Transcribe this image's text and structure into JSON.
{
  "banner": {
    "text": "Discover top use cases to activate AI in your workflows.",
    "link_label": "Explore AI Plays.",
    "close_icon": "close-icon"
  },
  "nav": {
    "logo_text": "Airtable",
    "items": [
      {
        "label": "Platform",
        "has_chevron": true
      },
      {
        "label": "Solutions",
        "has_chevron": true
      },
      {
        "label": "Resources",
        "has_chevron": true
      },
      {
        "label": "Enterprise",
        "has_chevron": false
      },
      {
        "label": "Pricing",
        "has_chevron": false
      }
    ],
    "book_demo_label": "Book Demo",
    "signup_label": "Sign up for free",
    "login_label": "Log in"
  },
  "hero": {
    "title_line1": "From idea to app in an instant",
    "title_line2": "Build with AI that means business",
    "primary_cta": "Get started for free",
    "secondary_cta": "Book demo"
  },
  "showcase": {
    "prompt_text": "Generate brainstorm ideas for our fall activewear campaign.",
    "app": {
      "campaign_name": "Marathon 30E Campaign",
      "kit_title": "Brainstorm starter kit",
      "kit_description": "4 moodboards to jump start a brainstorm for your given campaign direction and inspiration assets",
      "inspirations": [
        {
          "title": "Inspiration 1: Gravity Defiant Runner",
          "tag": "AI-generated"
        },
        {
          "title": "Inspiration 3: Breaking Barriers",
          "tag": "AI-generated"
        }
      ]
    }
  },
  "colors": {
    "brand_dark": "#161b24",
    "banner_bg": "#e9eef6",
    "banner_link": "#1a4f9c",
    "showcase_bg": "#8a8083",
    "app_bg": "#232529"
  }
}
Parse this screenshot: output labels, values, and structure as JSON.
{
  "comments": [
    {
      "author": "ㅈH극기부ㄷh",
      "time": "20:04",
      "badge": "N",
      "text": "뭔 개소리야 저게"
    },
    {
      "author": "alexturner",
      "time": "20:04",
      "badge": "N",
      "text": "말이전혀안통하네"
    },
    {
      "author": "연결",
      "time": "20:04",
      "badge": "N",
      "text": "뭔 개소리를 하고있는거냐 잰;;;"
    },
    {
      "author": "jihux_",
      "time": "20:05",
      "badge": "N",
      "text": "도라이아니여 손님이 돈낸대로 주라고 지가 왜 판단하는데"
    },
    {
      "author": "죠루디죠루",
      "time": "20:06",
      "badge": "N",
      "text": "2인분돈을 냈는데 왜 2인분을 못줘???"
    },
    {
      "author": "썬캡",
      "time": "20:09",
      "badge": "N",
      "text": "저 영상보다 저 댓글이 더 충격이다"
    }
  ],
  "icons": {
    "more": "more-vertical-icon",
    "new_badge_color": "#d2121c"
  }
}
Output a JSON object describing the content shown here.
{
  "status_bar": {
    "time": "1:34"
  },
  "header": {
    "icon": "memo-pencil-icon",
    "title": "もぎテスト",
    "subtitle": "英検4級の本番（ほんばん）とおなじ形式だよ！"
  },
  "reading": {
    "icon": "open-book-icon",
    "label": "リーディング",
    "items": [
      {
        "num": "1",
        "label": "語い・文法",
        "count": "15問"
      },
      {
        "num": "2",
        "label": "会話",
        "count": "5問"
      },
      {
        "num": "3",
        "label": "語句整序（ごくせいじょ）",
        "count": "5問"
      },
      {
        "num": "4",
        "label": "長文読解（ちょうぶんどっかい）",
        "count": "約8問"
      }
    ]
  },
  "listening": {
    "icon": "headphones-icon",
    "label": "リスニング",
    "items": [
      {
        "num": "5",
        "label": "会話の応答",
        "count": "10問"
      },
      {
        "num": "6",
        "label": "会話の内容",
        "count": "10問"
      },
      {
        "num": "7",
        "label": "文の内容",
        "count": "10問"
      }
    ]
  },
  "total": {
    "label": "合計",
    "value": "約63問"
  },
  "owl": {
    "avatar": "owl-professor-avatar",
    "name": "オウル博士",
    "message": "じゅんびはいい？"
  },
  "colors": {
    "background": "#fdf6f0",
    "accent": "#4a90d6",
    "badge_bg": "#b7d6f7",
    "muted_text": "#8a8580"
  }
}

# # #

**WHAT YOU HAVE TO DO**
Type the material above out again, exactly.

**EXERCISE SOLUTION**
Transcribe this image's text and structure into JSON.
{
  "banner": {
    "text": "Discover top use cases to activate AI in your workflows.",
    "link_label": "Explore AI Plays.",
    "close_icon": "close-icon"
  },
  "nav": {
    "logo_text": "Airtable",
    "items": [
      {
        "label": "Platform",
        "has_chevron": true
      },
      {
        "label": "Solutions",
        "has_chevron": true
      },
      {
        "label": "Resources",
        "has_chevron": true
      },
      {
        "label": "Enterprise",
        "has_chevron": false
      },
      {
        "label": "Pricing",
        "has_chevron": false
      }
    ],
    "book_demo_label": "Book Demo",
    "signup_label": "Sign up for free",
    "login_label": "Log in"
  },
  "hero": {
    "title_line1": "From idea to app in an instant",
    "title_line2": "Build with AI that means business",
    "primary_cta": "Get started for free",
    "secondary_cta": "Book demo"
  },
  "showcase": {
    "prompt_text": "Generate brainstorm ideas for our fall activewear campaign.",
    "app": {
      "campaign_name": "Marathon 30E Campaign",
      "kit_title": "Brainstorm starter kit",
      "kit_description": "4 moodboards to jump start a brainstorm for your given campaign direction and inspiration assets",
      "inspirations": [
        {
          "title": "Inspiration 1: Gravity Defiant Runner",
          "tag": "AI-generated"
        },
        {
          "title": "Inspiration 3: Breaking Barriers",
          "tag": "AI-generated"
        }
      ]
    }
  },
  "colors": {
    "brand_dark": "#161b24",
    "banner_bg": "#e9eef6",
    "banner_link": "#1a4f9c",
    "showcase_bg": "#8a8083",
    "app_bg": "#232529"
  }
}
Parse this screenshot: output labels, values, and structure as JSON.
{
  "comments": [
    {
      "author": "ㅈH극기부ㄷh",
      "time": "20:04",
      "badge": "N",
      "text": "뭔 개소리야 저게"
    },
    {
      "author": "alexturner",
      "time": "20:04",
      "badge": "N",
      "text": "말이전혀안통하네"
    },
    {
      "author": "연결",
      "time": "20:04",
      "badge": "N",
      "text": "뭔 개소리를 하고있는거냐 잰;;;"
    },
    {
      "author": "jihux_",
      "time": "20:05",
      "badge": "N",
      "text": "도라이아니여 손님이 돈낸대로 주라고 지가 왜 판단하는데"
    },
    {
      "author": "죠루디죠루",
      "time": "20:06",
      "badge": "N",
      "text": "2인분돈을 냈는데 왜 2인분을 못줘???"
    },
    {
      "author": "썬캡",
      "time": "20:09",
      "badge": "N",
      "text": "저 영상보다 저 댓글이 더 충격이다"
    }
  ],
  "icons": {
    "more": "more-vertical-icon",
    "new_badge_color": "#d2121c"
  }
}
Output a JSON object describing the content shown here.
{
  "status_bar": {
    "time": "1:34"
  },
  "header": {
    "icon": "memo-pencil-icon",
    "title": "もぎテスト",
    "subtitle": "英検4級の本番（ほんばん）とおなじ形式だよ！"
  },
  "reading": {
    "icon": "open-book-icon",
    "label": "リーディング",
    "items": [
      {
        "num": "1",
        "label": "語い・文法",
        "count": "15問"
      },
      {
        "num": "2",
        "label": "会話",
        "count": "5問"
      },
      {
        "num": "3",
        "label": "語句整序（ごくせいじょ）",
        "count": "5問"
      },
      {
        "num": "4",
        "label": "長文読解（ちょうぶんどっかい）",
        "count": "約8問"
      }
    ]
  },
  "listening": {
    "icon": "headphones-icon",
    "label": "リスニング",
    "items": [
      {
        "num": "5",
        "label": "会話の応答",
        "count": "10問"
      },
      {
        "num": "6",
        "label": "会話の内容",
        "count": "10問"
      },
      {
        "num": "7",
        "label": "文の内容",
        "count": "10問"
      }
    ]
  },
  "total": {
    "label": "合計",
    "value": "約63問"
  },
  "owl": {
    "avatar": "owl-professor-avatar",
    "name": "オウル博士",
    "message": "じゅんびはいい？"
  },
  "colors": {
    "background": "#fdf6f0",
    "accent": "#4a90d6",
    "badge_bg": "#b7d6f7",
    "muted_text": "#8a8580"
  }
}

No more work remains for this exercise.